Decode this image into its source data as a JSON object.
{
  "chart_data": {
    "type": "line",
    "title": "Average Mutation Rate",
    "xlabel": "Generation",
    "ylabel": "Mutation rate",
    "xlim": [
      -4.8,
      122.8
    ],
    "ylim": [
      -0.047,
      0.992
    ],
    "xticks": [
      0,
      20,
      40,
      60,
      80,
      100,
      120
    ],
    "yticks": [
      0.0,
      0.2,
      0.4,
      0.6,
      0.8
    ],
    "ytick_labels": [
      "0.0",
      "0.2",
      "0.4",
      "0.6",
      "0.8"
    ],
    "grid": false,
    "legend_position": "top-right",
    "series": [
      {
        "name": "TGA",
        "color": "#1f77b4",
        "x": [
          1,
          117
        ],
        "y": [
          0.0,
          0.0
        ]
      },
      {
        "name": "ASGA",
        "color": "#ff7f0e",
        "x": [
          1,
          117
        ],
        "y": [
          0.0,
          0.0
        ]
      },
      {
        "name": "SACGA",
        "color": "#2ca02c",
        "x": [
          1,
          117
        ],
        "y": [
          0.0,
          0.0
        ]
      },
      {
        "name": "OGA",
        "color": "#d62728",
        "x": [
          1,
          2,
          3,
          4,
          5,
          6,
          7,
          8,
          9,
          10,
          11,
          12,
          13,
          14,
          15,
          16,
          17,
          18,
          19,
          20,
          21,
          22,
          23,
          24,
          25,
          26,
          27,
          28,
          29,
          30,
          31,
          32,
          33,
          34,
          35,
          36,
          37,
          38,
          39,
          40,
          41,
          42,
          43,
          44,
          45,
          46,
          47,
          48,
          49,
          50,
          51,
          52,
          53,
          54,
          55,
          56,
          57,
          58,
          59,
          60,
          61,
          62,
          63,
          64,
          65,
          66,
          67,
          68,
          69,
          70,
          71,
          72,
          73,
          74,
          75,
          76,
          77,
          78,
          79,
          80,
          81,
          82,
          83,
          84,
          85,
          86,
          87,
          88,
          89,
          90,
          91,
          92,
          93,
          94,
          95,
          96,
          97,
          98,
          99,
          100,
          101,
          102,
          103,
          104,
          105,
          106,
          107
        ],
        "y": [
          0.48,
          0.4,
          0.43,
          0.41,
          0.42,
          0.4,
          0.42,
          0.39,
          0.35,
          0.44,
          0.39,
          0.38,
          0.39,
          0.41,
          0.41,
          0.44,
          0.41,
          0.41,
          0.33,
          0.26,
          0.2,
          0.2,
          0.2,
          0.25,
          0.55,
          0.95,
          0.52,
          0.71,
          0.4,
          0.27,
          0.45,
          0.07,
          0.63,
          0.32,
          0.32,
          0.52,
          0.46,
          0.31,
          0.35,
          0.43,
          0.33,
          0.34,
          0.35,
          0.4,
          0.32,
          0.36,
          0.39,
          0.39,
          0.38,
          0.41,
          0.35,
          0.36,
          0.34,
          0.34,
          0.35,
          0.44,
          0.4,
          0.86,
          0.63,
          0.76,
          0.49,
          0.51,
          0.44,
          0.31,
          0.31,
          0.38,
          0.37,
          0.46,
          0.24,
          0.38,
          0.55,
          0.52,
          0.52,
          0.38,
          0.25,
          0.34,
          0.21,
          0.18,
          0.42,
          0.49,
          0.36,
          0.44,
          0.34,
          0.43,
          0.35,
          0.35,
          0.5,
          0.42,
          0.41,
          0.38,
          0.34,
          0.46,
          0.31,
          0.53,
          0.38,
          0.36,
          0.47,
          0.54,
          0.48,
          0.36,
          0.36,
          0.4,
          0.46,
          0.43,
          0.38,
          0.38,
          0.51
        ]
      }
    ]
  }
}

→ Your objective:
Return every record, word for word.

→ Written answer:
Decode this image into its source data as a JSON object.
{
  "chart_data": {
    "type": "line",
    "title": "Average Mutation Rate",
    "xlabel": "Generation",
    "ylabel": "Mutation rate",
    "xlim": [
      -4.8,
      122.8
    ],
    "ylim": [
      -0.047,
      0.992
    ],
    "xticks": [
      0,
      20,
      40,
      60,
      80,
      100,
      120
    ],
    "yticks": [
      0.0,
      0.2,
      0.4,
      0.6,
      0.8
    ],
    "ytick_labels": [
      "0.0",
      "0.2",
      "0.4",
      "0.6",
      "0.8"
    ],
    "grid": false,
    "legend_position": "top-right",
    "series": [
      {
        "name": "TGA",
        "color": "#1f77b4",
        "x": [
          1,
          117
        ],
        "y": [
          0.0,
          0.0
        ]
      },
      {
        "name": "ASGA",
        "color": "#ff7f0e",
        "x": [
          1,
          117
        ],
        "y": [
          0.0,
          0.0
        ]
      },
      {
        "name": "SACGA",
        "color": "#2ca02c",
        "x": [
          1,
          117
        ],
        "y": [
          0.0,
          0.0
        ]
      },
      {
        "name": "OGA",
        "color": "#d62728",
        "x": [
          1,
          2,
          3,
          4,
          5,
          6,
          7,
          8,
          9,
          10,
          11,
          12,
          13,
          14,
          15,
          16,
          17,
          18,
          19,
          20,
          21,
          22,
          23,
          24,
          25,
          26,
          27,
          28,
          29,
          30,
          31,
          32,
          33,
          34,
          35,
          36,
          37,
          38,
          39,
          40,
          41,
          42,
          43,
          44,
          45,
          46,
          47,
          48,
          49,
          50,
          51,
          52,
          53,
          54,
          55,
          56,
          57,
          58,
          59,
          60,
          61,
          62,
          63,
          64,
          65,
          66,
          67,
          68,
          69,
          70,
          71,
          72,
          73,
          74,
          75,
          76,
          77,
          78,
          79,
          80,
          81,
          82,
          83,
          84,
          85,
          86,
          87,
          88,
          89,
          90,
          91,
          92,
          93,
          94,
          95,
          96,
          97,
          98,
          99,
          100,
          101,
          102,
          103,
          104,
          105,
          106,
          107
        ],
        "y": [
          0.48,
          0.4,
          0.43,
          0.41,
          0.42,
          0.4,
          0.42,
          0.39,
          0.35,
          0.44,
          0.39,
          0.38,
          0.39,
          0.41,
          0.41,
          0.44,
          0.41,
          0.41,
          0.33,
          0.26,
          0.2,
          0.2,
          0.2,
          0.25,
          0.55,
          0.95,
          0.52,
          0.71,
          0.4,
          0.27,
          0.45,
          0.07,
          0.63,
          0.32,
          0.32,
          0.52,
          0.46,
          0.31,
          0.35,
          0.43,
          0.33,
          0.34,
          0.35,
          0.4,
          0.32,
          0.36,
          0.39,
          0.39,
          0.38,
          0.41,
          0.35,
          0.36,
          0.34,
          0.34,
          0.35,
          0.44,
          0.4,
          0.86,
          0.63,
          0.76,
          0.49,
          0.51,
          0.44,
          0.31,
          0.31,
          0.38,
          0.37,
          0.46,
          0.24,
          0.38,
          0.55,
          0.52,
          0.52,
          0.38,
          0.25,
          0.34,
          0.21,
          0.18,
          0.42,
          0.49,
          0.36,
          0.44,
          0.34,
          0.43,
          0.35,
          0.35,
          0.5,
          0.42,
          0.41,
          0.38,
          0.34,
          0.46,
          0.31,
          0.53,
          0.38,
          0.36,
          0.47,
          0.54,
          0.48,
          0.36,
          0.36,
          0.4,
          0.46,
          0.43,
          0.38,
          0.38,
          0.51
        ]
      }
    ]
  }
}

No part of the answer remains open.